§ **Work to complete**
Lines containing the string "denna" are to be counted; report only how many there are.
╭─ Available data
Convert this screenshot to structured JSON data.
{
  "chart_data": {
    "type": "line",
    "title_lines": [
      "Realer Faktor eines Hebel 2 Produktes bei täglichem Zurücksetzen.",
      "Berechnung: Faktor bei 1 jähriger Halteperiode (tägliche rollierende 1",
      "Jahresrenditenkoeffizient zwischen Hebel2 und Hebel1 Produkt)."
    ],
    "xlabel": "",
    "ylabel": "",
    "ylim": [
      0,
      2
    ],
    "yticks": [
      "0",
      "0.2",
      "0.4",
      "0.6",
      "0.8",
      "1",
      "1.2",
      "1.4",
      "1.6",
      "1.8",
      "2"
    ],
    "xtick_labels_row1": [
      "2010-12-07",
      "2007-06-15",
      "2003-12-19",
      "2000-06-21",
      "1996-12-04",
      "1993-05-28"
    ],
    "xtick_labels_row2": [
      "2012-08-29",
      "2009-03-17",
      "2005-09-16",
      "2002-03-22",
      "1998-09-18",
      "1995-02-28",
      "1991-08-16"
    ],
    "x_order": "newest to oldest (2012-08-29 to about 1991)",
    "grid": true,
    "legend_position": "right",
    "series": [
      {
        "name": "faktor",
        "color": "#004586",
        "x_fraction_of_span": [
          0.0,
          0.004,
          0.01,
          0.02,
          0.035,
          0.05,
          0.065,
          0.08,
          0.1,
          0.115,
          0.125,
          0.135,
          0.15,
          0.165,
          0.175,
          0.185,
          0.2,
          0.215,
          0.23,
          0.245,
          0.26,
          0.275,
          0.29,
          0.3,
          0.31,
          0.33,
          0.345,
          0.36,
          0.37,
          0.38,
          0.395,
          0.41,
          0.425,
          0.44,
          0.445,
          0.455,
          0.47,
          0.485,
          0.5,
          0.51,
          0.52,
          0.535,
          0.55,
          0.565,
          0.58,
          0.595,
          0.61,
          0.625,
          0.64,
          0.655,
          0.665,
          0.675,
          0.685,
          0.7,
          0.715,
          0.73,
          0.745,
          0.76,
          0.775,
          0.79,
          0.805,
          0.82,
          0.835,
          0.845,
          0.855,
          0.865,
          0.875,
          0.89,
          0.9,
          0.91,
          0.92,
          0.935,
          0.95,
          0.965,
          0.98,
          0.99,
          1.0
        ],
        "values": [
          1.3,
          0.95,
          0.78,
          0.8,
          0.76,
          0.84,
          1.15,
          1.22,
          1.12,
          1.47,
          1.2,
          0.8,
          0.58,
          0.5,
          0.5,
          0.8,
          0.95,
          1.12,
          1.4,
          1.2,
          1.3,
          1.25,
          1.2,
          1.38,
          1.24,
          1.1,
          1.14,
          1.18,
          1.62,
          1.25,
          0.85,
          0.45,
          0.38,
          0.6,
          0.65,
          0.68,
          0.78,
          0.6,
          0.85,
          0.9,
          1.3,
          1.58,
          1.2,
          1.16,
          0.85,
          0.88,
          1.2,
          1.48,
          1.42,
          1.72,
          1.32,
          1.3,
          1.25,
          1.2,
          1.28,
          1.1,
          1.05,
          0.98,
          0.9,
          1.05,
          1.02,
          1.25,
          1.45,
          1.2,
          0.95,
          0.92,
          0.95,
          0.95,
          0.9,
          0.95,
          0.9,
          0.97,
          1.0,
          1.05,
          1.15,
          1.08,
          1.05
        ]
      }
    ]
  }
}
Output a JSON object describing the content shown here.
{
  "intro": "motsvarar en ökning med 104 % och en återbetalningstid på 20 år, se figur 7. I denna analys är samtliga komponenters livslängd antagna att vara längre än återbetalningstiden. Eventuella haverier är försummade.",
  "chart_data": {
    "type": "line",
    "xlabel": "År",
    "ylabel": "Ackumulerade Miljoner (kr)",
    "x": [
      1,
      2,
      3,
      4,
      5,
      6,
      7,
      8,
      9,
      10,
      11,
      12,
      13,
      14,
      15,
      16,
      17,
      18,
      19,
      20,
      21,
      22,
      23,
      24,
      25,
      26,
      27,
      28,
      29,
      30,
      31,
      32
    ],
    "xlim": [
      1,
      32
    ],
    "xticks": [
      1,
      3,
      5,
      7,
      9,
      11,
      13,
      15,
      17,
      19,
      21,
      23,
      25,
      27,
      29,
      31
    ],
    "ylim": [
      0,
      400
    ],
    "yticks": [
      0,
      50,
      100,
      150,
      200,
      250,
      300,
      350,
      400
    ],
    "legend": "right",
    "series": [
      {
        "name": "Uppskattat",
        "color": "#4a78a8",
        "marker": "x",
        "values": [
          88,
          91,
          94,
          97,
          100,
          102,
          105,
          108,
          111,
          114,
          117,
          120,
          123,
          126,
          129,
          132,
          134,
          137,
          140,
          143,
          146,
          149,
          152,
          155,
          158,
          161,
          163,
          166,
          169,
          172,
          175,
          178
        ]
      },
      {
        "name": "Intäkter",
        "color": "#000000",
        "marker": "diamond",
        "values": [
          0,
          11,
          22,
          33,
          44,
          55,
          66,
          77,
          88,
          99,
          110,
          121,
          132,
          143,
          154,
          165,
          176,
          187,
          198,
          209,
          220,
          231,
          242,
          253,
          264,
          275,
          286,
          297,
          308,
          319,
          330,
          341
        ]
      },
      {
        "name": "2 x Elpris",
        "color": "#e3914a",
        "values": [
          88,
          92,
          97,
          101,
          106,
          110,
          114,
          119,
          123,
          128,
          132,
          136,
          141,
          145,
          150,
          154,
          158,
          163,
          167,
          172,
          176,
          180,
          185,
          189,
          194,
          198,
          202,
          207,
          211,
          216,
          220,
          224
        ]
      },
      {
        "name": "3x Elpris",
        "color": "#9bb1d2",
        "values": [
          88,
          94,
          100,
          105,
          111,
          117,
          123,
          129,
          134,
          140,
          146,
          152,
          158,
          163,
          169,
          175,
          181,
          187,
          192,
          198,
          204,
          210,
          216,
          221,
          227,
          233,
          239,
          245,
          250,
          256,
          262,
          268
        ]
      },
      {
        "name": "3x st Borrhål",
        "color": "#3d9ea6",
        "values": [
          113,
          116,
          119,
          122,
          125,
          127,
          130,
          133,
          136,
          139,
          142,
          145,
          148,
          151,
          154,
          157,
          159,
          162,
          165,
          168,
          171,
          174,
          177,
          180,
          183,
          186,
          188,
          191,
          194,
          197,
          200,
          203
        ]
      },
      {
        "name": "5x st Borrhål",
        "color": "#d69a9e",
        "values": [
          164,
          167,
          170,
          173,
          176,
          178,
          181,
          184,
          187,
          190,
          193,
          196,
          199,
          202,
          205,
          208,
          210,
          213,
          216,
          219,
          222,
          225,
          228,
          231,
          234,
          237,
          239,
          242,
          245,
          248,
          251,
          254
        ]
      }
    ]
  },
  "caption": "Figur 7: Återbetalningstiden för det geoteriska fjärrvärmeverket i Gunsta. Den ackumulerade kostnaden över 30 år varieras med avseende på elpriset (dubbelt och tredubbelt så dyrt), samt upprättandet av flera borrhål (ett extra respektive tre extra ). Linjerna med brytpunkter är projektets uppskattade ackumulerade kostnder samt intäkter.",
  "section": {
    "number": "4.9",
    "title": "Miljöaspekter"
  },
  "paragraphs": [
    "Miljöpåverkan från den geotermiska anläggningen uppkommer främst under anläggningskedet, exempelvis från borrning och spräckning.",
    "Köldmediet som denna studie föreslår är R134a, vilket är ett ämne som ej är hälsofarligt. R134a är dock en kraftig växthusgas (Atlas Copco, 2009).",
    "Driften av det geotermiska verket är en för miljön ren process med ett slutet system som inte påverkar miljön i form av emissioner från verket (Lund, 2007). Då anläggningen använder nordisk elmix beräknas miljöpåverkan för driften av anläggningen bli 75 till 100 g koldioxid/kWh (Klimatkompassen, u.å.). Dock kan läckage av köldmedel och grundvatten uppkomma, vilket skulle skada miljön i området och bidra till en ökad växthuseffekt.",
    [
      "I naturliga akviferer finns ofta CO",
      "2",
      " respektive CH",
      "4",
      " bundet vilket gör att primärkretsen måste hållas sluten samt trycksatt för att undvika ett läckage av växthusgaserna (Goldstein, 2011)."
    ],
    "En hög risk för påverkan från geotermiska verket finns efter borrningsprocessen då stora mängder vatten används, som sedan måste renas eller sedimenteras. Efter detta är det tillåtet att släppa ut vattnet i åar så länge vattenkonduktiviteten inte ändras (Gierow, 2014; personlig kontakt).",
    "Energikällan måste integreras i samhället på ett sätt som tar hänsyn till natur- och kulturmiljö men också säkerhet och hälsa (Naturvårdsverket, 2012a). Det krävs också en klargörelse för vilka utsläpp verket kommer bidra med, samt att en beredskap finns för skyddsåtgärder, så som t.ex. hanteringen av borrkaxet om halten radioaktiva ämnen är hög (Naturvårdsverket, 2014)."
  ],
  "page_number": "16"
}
╰─
§ **Finished answer**
2